- _Information shown_

[start]

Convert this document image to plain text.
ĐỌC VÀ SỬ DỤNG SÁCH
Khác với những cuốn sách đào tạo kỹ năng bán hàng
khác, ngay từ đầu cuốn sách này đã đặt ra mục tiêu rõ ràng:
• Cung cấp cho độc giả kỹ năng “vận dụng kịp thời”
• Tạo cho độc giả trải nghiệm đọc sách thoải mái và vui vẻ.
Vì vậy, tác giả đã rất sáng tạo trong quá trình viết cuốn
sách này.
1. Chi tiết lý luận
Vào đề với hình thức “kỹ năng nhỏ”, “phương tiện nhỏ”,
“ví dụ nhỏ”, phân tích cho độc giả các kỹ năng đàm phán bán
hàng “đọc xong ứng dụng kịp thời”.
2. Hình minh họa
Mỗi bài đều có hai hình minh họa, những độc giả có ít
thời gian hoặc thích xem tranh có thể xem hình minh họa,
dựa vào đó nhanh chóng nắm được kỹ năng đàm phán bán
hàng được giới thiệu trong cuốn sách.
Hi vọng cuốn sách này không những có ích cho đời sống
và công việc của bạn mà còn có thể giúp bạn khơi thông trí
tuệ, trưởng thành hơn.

[end]

- _Work to do_
Give the entries once more, exactly as they appear.

- _Solved exercise_
Convert this document image to plain text.
ĐỌC VÀ SỬ DỤNG SÁCH
Khác với những cuốn sách đào tạo kỹ năng bán hàng
khác, ngay từ đầu cuốn sách này đã đặt ra mục tiêu rõ ràng:
• Cung cấp cho độc giả kỹ năng “vận dụng kịp thời”
• Tạo cho độc giả trải nghiệm đọc sách thoải mái và vui vẻ.
Vì vậy, tác giả đã rất sáng tạo trong quá trình viết cuốn
sách này.
1. Chi tiết lý luận
Vào đề với hình thức “kỹ năng nhỏ”, “phương tiện nhỏ”,
“ví dụ nhỏ”, phân tích cho độc giả các kỹ năng đàm phán bán
hàng “đọc xong ứng dụng kịp thời”.
2. Hình minh họa
Mỗi bài đều có hai hình minh họa, những độc giả có ít
thời gian hoặc thích xem tranh có thể xem hình minh họa,
dựa vào đó nhanh chóng nắm được kỹ năng đàm phán bán
hàng được giới thiệu trong cuốn sách.
Hi vọng cuốn sách này không những có ích cho đời sống
và công việc của bạn mà còn có thể giúp bạn khơi thông trí
tuệ, trưởng thành hơn.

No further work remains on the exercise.